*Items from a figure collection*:
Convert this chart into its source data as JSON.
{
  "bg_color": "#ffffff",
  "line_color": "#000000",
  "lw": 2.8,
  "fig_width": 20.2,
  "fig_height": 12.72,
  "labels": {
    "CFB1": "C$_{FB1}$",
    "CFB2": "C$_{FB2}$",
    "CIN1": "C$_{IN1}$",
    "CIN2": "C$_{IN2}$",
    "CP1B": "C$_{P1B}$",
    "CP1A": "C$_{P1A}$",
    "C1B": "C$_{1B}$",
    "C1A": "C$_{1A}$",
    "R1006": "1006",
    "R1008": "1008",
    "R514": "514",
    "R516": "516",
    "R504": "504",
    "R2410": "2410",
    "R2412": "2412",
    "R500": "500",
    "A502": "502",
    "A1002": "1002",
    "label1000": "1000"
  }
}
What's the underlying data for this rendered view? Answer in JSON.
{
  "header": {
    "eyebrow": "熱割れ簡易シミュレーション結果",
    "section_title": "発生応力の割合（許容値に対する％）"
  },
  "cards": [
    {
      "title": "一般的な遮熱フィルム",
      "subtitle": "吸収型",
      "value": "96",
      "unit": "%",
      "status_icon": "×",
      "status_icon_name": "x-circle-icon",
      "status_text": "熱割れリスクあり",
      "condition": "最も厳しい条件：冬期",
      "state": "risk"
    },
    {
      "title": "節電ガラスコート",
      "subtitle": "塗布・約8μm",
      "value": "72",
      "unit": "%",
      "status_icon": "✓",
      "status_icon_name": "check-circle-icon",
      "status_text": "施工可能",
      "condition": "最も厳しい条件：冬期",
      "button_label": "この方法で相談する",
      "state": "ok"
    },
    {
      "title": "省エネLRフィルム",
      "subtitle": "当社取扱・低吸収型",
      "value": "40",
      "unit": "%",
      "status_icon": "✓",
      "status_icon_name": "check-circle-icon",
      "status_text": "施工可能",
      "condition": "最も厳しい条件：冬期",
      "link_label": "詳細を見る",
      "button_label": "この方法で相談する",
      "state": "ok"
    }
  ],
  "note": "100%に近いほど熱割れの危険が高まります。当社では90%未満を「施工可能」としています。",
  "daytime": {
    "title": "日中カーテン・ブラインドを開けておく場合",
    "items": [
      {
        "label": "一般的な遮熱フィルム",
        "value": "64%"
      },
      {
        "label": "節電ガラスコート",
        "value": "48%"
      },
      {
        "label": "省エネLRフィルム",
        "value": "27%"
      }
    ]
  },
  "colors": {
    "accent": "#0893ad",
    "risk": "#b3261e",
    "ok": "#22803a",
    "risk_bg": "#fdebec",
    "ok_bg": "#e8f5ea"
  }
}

*WHAT NEEDS TO BE DONE*:
Give the number of lines in the entries that hold the word "data", and nothing else.

*RESPONSE*:
2